Dataset excerpts:
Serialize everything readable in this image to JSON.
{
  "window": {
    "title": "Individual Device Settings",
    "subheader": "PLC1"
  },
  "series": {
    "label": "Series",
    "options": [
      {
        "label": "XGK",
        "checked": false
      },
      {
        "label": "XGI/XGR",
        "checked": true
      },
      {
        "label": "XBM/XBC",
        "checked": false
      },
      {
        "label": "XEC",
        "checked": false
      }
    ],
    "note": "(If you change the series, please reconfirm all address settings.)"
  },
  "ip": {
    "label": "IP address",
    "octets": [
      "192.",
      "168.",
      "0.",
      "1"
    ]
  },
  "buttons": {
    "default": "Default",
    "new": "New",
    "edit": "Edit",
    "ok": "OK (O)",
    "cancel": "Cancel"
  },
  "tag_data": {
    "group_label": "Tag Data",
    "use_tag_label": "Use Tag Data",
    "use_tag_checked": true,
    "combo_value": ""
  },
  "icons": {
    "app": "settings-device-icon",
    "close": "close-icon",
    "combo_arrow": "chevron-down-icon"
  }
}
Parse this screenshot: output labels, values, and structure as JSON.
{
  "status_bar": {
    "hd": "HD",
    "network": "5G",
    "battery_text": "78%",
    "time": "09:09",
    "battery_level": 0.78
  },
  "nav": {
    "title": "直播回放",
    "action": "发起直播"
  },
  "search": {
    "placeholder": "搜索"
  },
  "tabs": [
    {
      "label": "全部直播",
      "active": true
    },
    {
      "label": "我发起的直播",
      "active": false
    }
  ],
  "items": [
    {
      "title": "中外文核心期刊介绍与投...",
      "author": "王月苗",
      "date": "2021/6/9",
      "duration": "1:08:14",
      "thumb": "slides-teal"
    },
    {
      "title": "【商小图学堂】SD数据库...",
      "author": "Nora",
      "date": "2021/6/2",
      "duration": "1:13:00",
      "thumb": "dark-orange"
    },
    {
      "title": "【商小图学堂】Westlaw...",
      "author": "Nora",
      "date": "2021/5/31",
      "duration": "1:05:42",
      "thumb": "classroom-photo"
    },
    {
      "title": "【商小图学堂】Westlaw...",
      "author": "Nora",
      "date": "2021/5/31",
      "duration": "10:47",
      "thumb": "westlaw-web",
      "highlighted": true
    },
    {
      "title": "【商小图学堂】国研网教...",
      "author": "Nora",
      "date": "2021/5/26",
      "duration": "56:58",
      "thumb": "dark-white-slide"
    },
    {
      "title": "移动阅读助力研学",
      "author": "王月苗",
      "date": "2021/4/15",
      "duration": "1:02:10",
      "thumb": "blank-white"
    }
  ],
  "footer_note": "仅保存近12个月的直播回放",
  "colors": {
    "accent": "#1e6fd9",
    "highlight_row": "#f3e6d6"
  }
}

* **What is expected**:
Reproduce the material in full, with no word added or dropped.

* **Answer**:
Serialize everything readable in this image to JSON.
{
  "window": {
    "title": "Individual Device Settings",
    "subheader": "PLC1"
  },
  "series": {
    "label": "Series",
    "options": [
      {
        "label": "XGK",
        "checked": false
      },
      {
        "label": "XGI/XGR",
        "checked": true
      },
      {
        "label": "XBM/XBC",
        "checked": false
      },
      {
        "label": "XEC",
        "checked": false
      }
    ],
    "note": "(If you change the series, please reconfirm all address settings.)"
  },
  "ip": {
    "label": "IP address",
    "octets": [
      "192.",
      "168.",
      "0.",
      "1"
    ]
  },
  "buttons": {
    "default": "Default",
    "new": "New",
    "edit": "Edit",
    "ok": "OK (O)",
    "cancel": "Cancel"
  },
  "tag_data": {
    "group_label": "Tag Data",
    "use_tag_label": "Use Tag Data",
    "use_tag_checked": true,
    "combo_value": ""
  },
  "icons": {
    "app": "settings-device-icon",
    "close": "close-icon",
    "combo_arrow": "chevron-down-icon"
  }
}
Parse this screenshot: output labels, values, and structure as JSON.
{
  "status_bar": {
    "hd": "HD",
    "network": "5G",
    "battery_text": "78%",
    "time": "09:09",
    "battery_level": 0.78
  },
  "nav": {
    "title": "直播回放",
    "action": "发起直播"
  },
  "search": {
    "placeholder": "搜索"
  },
  "tabs": [
    {
      "label": "全部直播",
      "active": true
    },
    {
      "label": "我发起的直播",
      "active": false
    }
  ],
  "items": [
    {
      "title": "中外文核心期刊介绍与投...",
      "author": "王月苗",
      "date": "2021/6/9",
      "duration": "1:08:14",
      "thumb": "slides-teal"
    },
    {
      "title": "【商小图学堂】SD数据库...",
      "author": "Nora",
      "date": "2021/6/2",
      "duration": "1:13:00",
      "thumb": "dark-orange"
    },
    {
      "title": "【商小图学堂】Westlaw...",
      "author": "Nora",
      "date": "2021/5/31",
      "duration": "1:05:42",
      "thumb": "classroom-photo"
    },
    {
      "title": "【商小图学堂】Westlaw...",
      "author": "Nora",
      "date": "2021/5/31",
      "duration": "10:47",
      "thumb": "westlaw-web",
      "highlighted": true
    },
    {
      "title": "【商小图学堂】国研网教...",
      "author": "Nora",
      "date": "2021/5/26",
      "duration": "56:58",
      "thumb": "dark-white-slide"
    },
    {
      "title": "移动阅读助力研学",
      "author": "王月苗",
      "date": "2021/4/15",
      "duration": "1:02:10",
      "thumb": "blank-white"
    }
  ],
  "footer_note": "仅保存近12个月的直播回放",
  "colors": {
    "accent": "#1e6fd9",
    "highlight_row": "#f3e6d6"
  }
}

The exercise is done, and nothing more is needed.